◆ **SOURCE PASSAGE**
* start *
The Right of Aesthetic Realism to Be Known

Aesthetic Realism was founded by Eli Siegel in 1941

Imagination, & Humanity’s Pettiness & Might

Dear Unknown Friends:

We continue serializing the great lecture Imagination—It Gathers, which Eli Siegel gave on June 9, 1971. As we publish the 4th section, I am very glad to state again this fact, so important for the life of every person, and for how our nation and the world itself fare: There are, Aesthetic Realism has shown, two kinds of imagination, one good and one bad. Good imagination, though it may be ever so wild, though it may deal with ugliness, always arises from respect for the world. Bad imagination arises from contempt, which Mr. Siegel described as the “disposition in every person to think we will be for ourselves by making less of the outside world.”

All imagination, whether in art or life, consists of a particular mind doing something with what it meets, the outside world. And having contempt for the world is the sleaziest, stupidest, meanest thing a person can do, though it’s immensely popular. Contempt is the beginning of every human cruelty.
* end *
◆ **DATA ENTRIES**
* start *
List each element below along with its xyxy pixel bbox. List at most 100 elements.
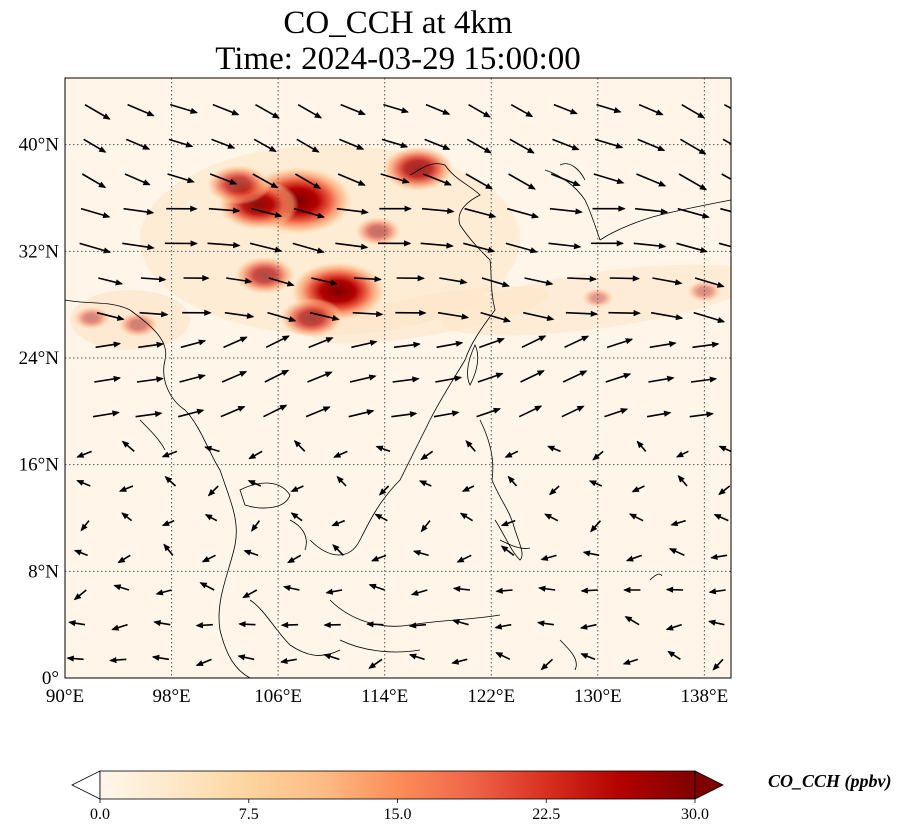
wind-arrow-head	[569, 108, 578, 115]
wind-arrow-head	[488, 212, 497, 219]
wind-arrow-head	[548, 488, 557, 496]
wind-arrow-head	[580, 653, 589, 659]
colorbar: 0.0 7.5 15.0 22.5 30.0 CO_CCH (ppbv)	[71, 770, 892, 823]
wind-arrow-head	[366, 409, 375, 416]
wind-arrow-head	[80, 523, 88, 532]
wind-arrow-head	[701, 212, 710, 219]
colorbar-tick-label: 30.0	[681, 806, 709, 823]
wind-arrow-head	[538, 585, 546, 592]
wind-arrow-head	[361, 208, 369, 215]
wind-arrow-head	[113, 341, 122, 348]
wind-arrow-head	[243, 549, 252, 556]
wind-arrow-head	[280, 621, 289, 629]
wind-arrow-head	[313, 182, 322, 189]
wind-arrow-head	[117, 556, 126, 564]
wind-arrow-head	[98, 146, 107, 153]
wind-arrow-head	[118, 486, 127, 492]
wind-arrow-head	[322, 406, 331, 413]
wind-arrow-head	[665, 624, 674, 631]
wind-arrow-head	[287, 556, 295, 564]
lat-tick-label: 24°N	[19, 348, 60, 369]
wind-arrow-head	[190, 107, 198, 114]
wind-arrow-head	[286, 280, 295, 287]
wind-arrow-head	[500, 545, 509, 553]
wind-arrow-head	[444, 179, 452, 186]
wind-arrow-head	[408, 653, 417, 660]
wind-arrow-head	[716, 281, 725, 288]
wind-arrow-head	[116, 314, 125, 321]
wind-arrow-head	[452, 619, 460, 626]
concentration-hotspot	[117, 311, 159, 338]
wind-arrow-head	[242, 591, 251, 599]
wind-arrow-head	[375, 445, 384, 452]
wind-arrow-shaft	[720, 207, 731, 213]
wind-arrow-shaft	[735, 341, 760, 347]
wind-arrow-head	[121, 440, 130, 448]
wind-arrow-head	[311, 146, 320, 153]
concentration-hotspot	[234, 256, 296, 295]
wind-arrow-head	[155, 589, 164, 596]
wind-arrow-head	[525, 110, 534, 118]
wind-arrow-head	[160, 311, 169, 318]
wind-arrow-head	[413, 341, 421, 348]
colorbar-extend-max	[694, 770, 724, 800]
wind-arrow-head	[675, 451, 684, 458]
wind-arrow-head	[579, 623, 588, 630]
wind-arrow-head	[658, 242, 667, 249]
wind-arrow-head	[743, 185, 749, 190]
wind-arrow-head	[708, 619, 716, 626]
wind-arrow-head	[459, 278, 468, 285]
colorbar-extend-min	[71, 770, 101, 800]
wind-arrow-head	[504, 451, 513, 458]
wind-arrow-head	[412, 549, 421, 556]
wind-arrow-head	[655, 109, 664, 116]
wind-arrow-head	[154, 410, 163, 418]
wind-arrow-head	[371, 555, 379, 562]
wind-arrow-head	[699, 246, 708, 253]
wind-arrow-head	[546, 315, 555, 322]
wind-arrow-head	[333, 451, 342, 458]
wind-arrow-head	[331, 315, 340, 322]
wind-arrow-head	[190, 240, 198, 247]
wind-arrow-head	[331, 520, 340, 527]
wind-arrow-head	[451, 658, 460, 665]
wind-arrow-head	[246, 312, 255, 319]
wind-arrow-head	[743, 149, 749, 154]
wind-arrow-head	[749, 410, 755, 415]
wind-arrow-head	[501, 281, 510, 288]
wind-arrow-head	[697, 111, 706, 119]
lon-tick-label: 98°E	[152, 686, 190, 707]
wind-arrow-head	[544, 513, 552, 520]
wind-arrow-head	[146, 208, 155, 216]
concentration-hotspot	[206, 164, 271, 205]
wind-arrow-head	[237, 654, 246, 661]
wind-arrow-head	[547, 445, 556, 452]
wind-arrow-head	[204, 445, 212, 452]
wind-arrow-head	[201, 556, 210, 563]
wind-arrow-head	[494, 623, 503, 630]
wind-arrow-head	[576, 405, 585, 412]
wind-arrow-head	[589, 275, 598, 283]
wind-arrow-head	[102, 113, 111, 120]
wind-arrow-head	[540, 663, 549, 671]
wind-arrow-head	[590, 524, 598, 533]
wind-arrow-head	[709, 376, 718, 383]
wind-arrow-head	[625, 555, 634, 562]
wind-arrow-head	[401, 177, 410, 184]
wind-arrow-head	[360, 243, 369, 250]
wind-arrow-head	[412, 376, 420, 383]
wind-arrow-head	[674, 279, 683, 286]
wind-arrow-head	[657, 145, 666, 151]
wind-arrow-head	[483, 147, 492, 154]
lat-tick-label: 8°N	[28, 561, 59, 582]
wind-arrow-head	[231, 109, 240, 116]
wind-arrow-head	[500, 520, 509, 527]
chart-title-line1: CO_CCH at 4km	[283, 5, 513, 41]
wind-arrow-head	[376, 310, 384, 318]
wind-arrow-head	[677, 475, 685, 483]
wind-arrow-head	[161, 520, 170, 526]
wind-arrow-head	[631, 486, 640, 493]
wind-arrow-head	[636, 440, 644, 449]
wind-arrow-head	[451, 410, 460, 417]
chart-title-line2: Time: 2024-03-29 15:00:00	[215, 41, 581, 77]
* end *
◆ **WHAT YOU HAVE TO DO**
Reproduce the entire Aesthetic Realism passage word for word. Work only from the Aesthetic Realism passage.

◆ **FINAL RESULT**
The Right of Aesthetic Realism to Be Known

Aesthetic Realism was founded by Eli Siegel in 1941

Imagination, & Humanity’s Pettiness & Might

Dear Unknown Friends:

We continue serializing the great lecture Imagination—It Gathers, which Eli Siegel gave on June 9, 1971. As we publish the 4th section, I am very glad to state again this fact, so important for the life of every person, and for how our nation and the world itself fare: There are, Aesthetic Realism has shown, two kinds of imagination, one good and one bad. Good imagination, though it may be ever so wild, though it may deal with ugliness, always arises from respect for the world. Bad imagination arises from contempt, which Mr. Siegel described as the “disposition in every person to think we will be for ourselves by making less of the outside world.”

All imagination, whether in art or life, consists of a particular mind doing something with what it meets, the outside world. And having contempt for the world is the sleaziest, stupidest, meanest thing a person can do, though it’s immensely popular. Contempt is the beginning of every human cruelty.